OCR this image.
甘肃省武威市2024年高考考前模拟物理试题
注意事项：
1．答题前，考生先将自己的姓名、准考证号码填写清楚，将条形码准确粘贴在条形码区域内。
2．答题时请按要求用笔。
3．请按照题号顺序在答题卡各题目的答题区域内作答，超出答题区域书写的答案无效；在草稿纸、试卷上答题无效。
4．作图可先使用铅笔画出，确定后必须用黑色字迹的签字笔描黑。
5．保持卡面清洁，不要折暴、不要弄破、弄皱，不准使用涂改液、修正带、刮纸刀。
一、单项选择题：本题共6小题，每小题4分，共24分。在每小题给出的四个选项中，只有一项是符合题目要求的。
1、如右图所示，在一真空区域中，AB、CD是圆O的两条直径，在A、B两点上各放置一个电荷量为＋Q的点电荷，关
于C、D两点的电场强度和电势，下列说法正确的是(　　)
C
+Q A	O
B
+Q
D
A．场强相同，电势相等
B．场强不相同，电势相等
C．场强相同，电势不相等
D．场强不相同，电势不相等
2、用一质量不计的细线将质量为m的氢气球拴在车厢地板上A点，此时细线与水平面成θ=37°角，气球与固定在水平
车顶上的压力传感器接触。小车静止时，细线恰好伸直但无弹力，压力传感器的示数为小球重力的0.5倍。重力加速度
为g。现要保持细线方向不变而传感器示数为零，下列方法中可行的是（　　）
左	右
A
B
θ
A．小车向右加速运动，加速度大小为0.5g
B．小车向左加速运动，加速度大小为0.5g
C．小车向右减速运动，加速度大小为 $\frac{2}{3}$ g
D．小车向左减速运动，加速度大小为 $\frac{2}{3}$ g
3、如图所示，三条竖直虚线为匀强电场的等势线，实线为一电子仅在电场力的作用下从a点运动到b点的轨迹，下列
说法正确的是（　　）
━━━━━━━━━━━━━━━━━━━━━━━━━━━━━━
◆ **PROBLEM STATEMENT**: Output every line above without altering anything.

◆ **COMPLETED TASK**:
OCR this image.
甘肃省武威市2024年高考考前模拟物理试题
注意事项：
1．答题前，考生先将自己的姓名、准考证号码填写清楚，将条形码准确粘贴在条形码区域内。
2．答题时请按要求用笔。
3．请按照题号顺序在答题卡各题目的答题区域内作答，超出答题区域书写的答案无效；在草稿纸、试卷上答题无效。
4．作图可先使用铅笔画出，确定后必须用黑色字迹的签字笔描黑。
5．保持卡面清洁，不要折暴、不要弄破、弄皱，不准使用涂改液、修正带、刮纸刀。
一、单项选择题：本题共6小题，每小题4分，共24分。在每小题给出的四个选项中，只有一项是符合题目要求的。
1、如右图所示，在一真空区域中，AB、CD是圆O的两条直径，在A、B两点上各放置一个电荷量为＋Q的点电荷，关
于C、D两点的电场强度和电势，下列说法正确的是(　　)
C
+Q A	O
B
+Q
D
A．场强相同，电势相等
B．场强不相同，电势相等
C．场强相同，电势不相等
D．场强不相同，电势不相等
2、用一质量不计的细线将质量为m的氢气球拴在车厢地板上A点，此时细线与水平面成θ=37°角，气球与固定在水平
车顶上的压力传感器接触。小车静止时，细线恰好伸直但无弹力，压力传感器的示数为小球重力的0.5倍。重力加速度
为g。现要保持细线方向不变而传感器示数为零，下列方法中可行的是（　　）
左	右
A
B
θ
A．小车向右加速运动，加速度大小为0.5g
B．小车向左加速运动，加速度大小为0.5g
C．小车向右减速运动，加速度大小为 $\frac{2}{3}$ g
D．小车向左减速运动，加速度大小为 $\frac{2}{3}$ g
3、如图所示，三条竖直虚线为匀强电场的等势线，实线为一电子仅在电场力的作用下从a点运动到b点的轨迹，下列
说法正确的是（　　）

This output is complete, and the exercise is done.